• **WRITTEN EXERCISE**
How many lines in the entries below contain "Sambal"? Answer with the number only.

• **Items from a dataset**
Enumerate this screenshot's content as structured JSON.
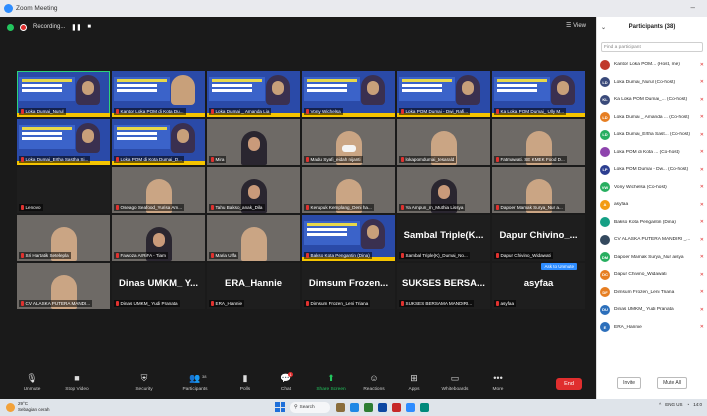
{
  "window": {
    "title": "Zoom Meeting",
    "minimize": "–"
  },
  "topbar": {
    "recording": "Recording...",
    "pause": "❚❚",
    "stop": "■",
    "view": "☰ View"
  },
  "tiles": [
    {
      "type": "slide",
      "name": "Loka Dumai_Nurul",
      "face": "hijab",
      "hl": true
    },
    {
      "type": "slide",
      "name": "Kantor Loka POM di Kota Du...",
      "face": "plain"
    },
    {
      "type": "slide",
      "name": "Loka Dumai _ Amanda Lia",
      "face": "hijab"
    },
    {
      "type": "slide",
      "name": "Vony Wichelsa",
      "face": "hijab"
    },
    {
      "type": "slide",
      "name": "Loka POM Dumai - Dwi_Rafi...",
      "face": "hijab"
    },
    {
      "type": "slide",
      "name": "Ka Loka POM Dumai_ Ully M...",
      "face": "hijab"
    },
    {
      "type": "slide",
      "name": "Loka Dumai_Ertha Sastha Si...",
      "face": "hijab"
    },
    {
      "type": "slide",
      "name": "Loka POM di Kota Dumai_D...",
      "face": "hijab"
    },
    {
      "type": "video",
      "name": "Mira",
      "person": "dark"
    },
    {
      "type": "video",
      "name": "Madu Syafi_eidah nijanti",
      "person": "mask"
    },
    {
      "type": "video",
      "name": "lokapomdumai_tesarald",
      "person": "plain"
    },
    {
      "type": "video",
      "name": "Fatmawati. SE KMEK Food D...",
      "person": "plain"
    },
    {
      "type": "blank",
      "name": "Lenovo"
    },
    {
      "type": "video",
      "name": "Oseago Seafood_Yurisa Am...",
      "person": "plain"
    },
    {
      "type": "video",
      "name": "Tahu Bakso_anak_Dila",
      "person": "dark"
    },
    {
      "type": "video",
      "name": "Kerupuk Kemplang_Deni ha...",
      "person": "plain"
    },
    {
      "type": "video",
      "name": "Ya Ampun_m_Muthia Lissya",
      "person": "dark"
    },
    {
      "type": "video",
      "name": "Dapoer Mamak Surya_Nur a...",
      "person": "plain"
    },
    {
      "type": "video",
      "name": "Sri Hartatik Setelepla",
      "person": "plain"
    },
    {
      "type": "video",
      "name": "Fawoza ArRiFA - Tiam",
      "person": "dark"
    },
    {
      "type": "video",
      "name": "Maria Ulfa",
      "person": "plain"
    },
    {
      "type": "slide",
      "name": "Bakso Kota Pengantin (Dina)",
      "face": "hijab"
    },
    {
      "type": "text",
      "name": "Sambal Triple(K)_Dumai_No...",
      "big": "Sambal Triple(K..."
    },
    {
      "type": "text",
      "name": "Dapur Chivino_Widawati",
      "big": "Dapur Chivino_..."
    },
    {
      "type": "video",
      "name": "CV ALASKA PUTERA MANDI...",
      "person": "plain"
    },
    {
      "type": "text",
      "name": "Dinas UMKM_ Yudi Pranata",
      "big": "Dinas UMKM_ Y..."
    },
    {
      "type": "text",
      "name": "ERA_Hannie",
      "big": "ERA_Hannie"
    },
    {
      "type": "text",
      "name": "Dimsum Frozen_Leni Triana",
      "big": "Dimsum Frozen..."
    },
    {
      "type": "text",
      "name": "SUKSES BERSAMA MANDIRI...",
      "big": "SUKSES BERSA..."
    },
    {
      "type": "text",
      "name": "asyfaa",
      "big": "asyfaa",
      "atu": "Ask to Unmute"
    }
  ],
  "slide_lines": [
    "KOMENDAGAR",
    "CARA PRODUKSI",
    "YANG BAIK"
  ],
  "toolbar": {
    "unmute": "Unmute",
    "stop_video": "Stop Video",
    "security": "Security",
    "participants": "Participants",
    "participants_count": "38",
    "polls": "Polls",
    "chat": "Chat",
    "chat_badge": "1",
    "share": "Share Screen",
    "reactions": "Reactions",
    "apps": "Apps",
    "whiteboards": "Whiteboards",
    "more": "More",
    "end": "End"
  },
  "panel": {
    "title": "Participants (38)",
    "search_placeholder": "Find a participant",
    "invite": "Invite",
    "mute_all": "Mute All",
    "participants": [
      {
        "init": "",
        "name": "Kantor Loka POM... (Host, me)",
        "color": "#c0392b"
      },
      {
        "init": "LD",
        "name": "Loka Dumai_Nurul (Co-host)",
        "color": "#3a4a7a"
      },
      {
        "init": "KL",
        "name": "Ka Loka POM Dumai_... (Co-host)",
        "color": "#3a4a7a"
      },
      {
        "init": "LD",
        "name": "Loka Dumai _ Amanda ... (Co-host)",
        "color": "#e67e22"
      },
      {
        "init": "LD",
        "name": "Loka Dumai_Ertha Sast... (Co-host)",
        "color": "#27ae60"
      },
      {
        "init": "",
        "name": "Loka POM di Kota ... (Co-host)",
        "color": "#8e44ad"
      },
      {
        "init": "LP",
        "name": "Loka POM Dumai - Dw... (Co-host)",
        "color": "#2c3e90"
      },
      {
        "init": "VW",
        "name": "Vony Wichelsa (Co-host)",
        "color": "#27ae60"
      },
      {
        "init": "A",
        "name": "asyfaa",
        "color": "#f39c12"
      },
      {
        "init": "",
        "name": "Bakso Kota Pengantin (Dina)",
        "color": "#16a085"
      },
      {
        "init": "",
        "name": "CV ALASKA PUTERA MANDIRI _...",
        "color": "#34495e"
      },
      {
        "init": "DM",
        "name": "Dapoer Mamak Surya_Nur aisya",
        "color": "#27ae60"
      },
      {
        "init": "DC",
        "name": "Dapur Chivino_Widawati",
        "color": "#e67e22"
      },
      {
        "init": "DF",
        "name": "Dimsum Frozen_Leni Triana",
        "color": "#e67e22"
      },
      {
        "init": "DU",
        "name": "Dinas UMKM_ Yudi Pranata",
        "color": "#2c6fbb"
      },
      {
        "init": "E",
        "name": "ERA_Hannie",
        "color": "#2c6fbb"
      }
    ]
  },
  "taskbar": {
    "temp": "29°C",
    "weather": "Sebagian cerah",
    "search": "Search",
    "lang": "ENG",
    "region": "US",
    "time": "14:0"
  }
}
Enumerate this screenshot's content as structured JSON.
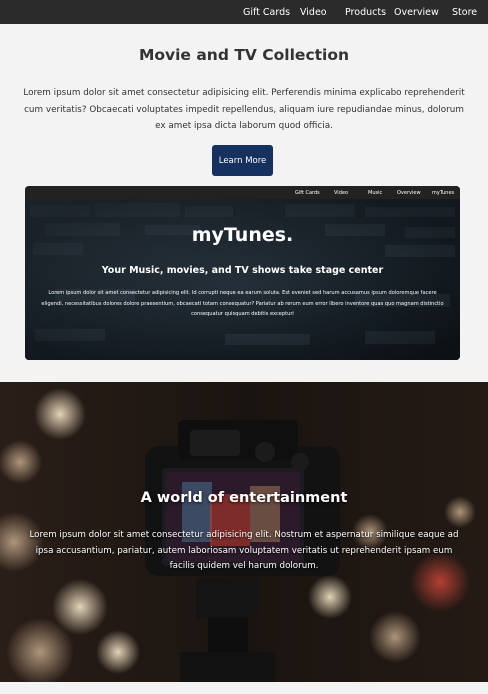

• **OUTPUT FOR THIS TASK**
2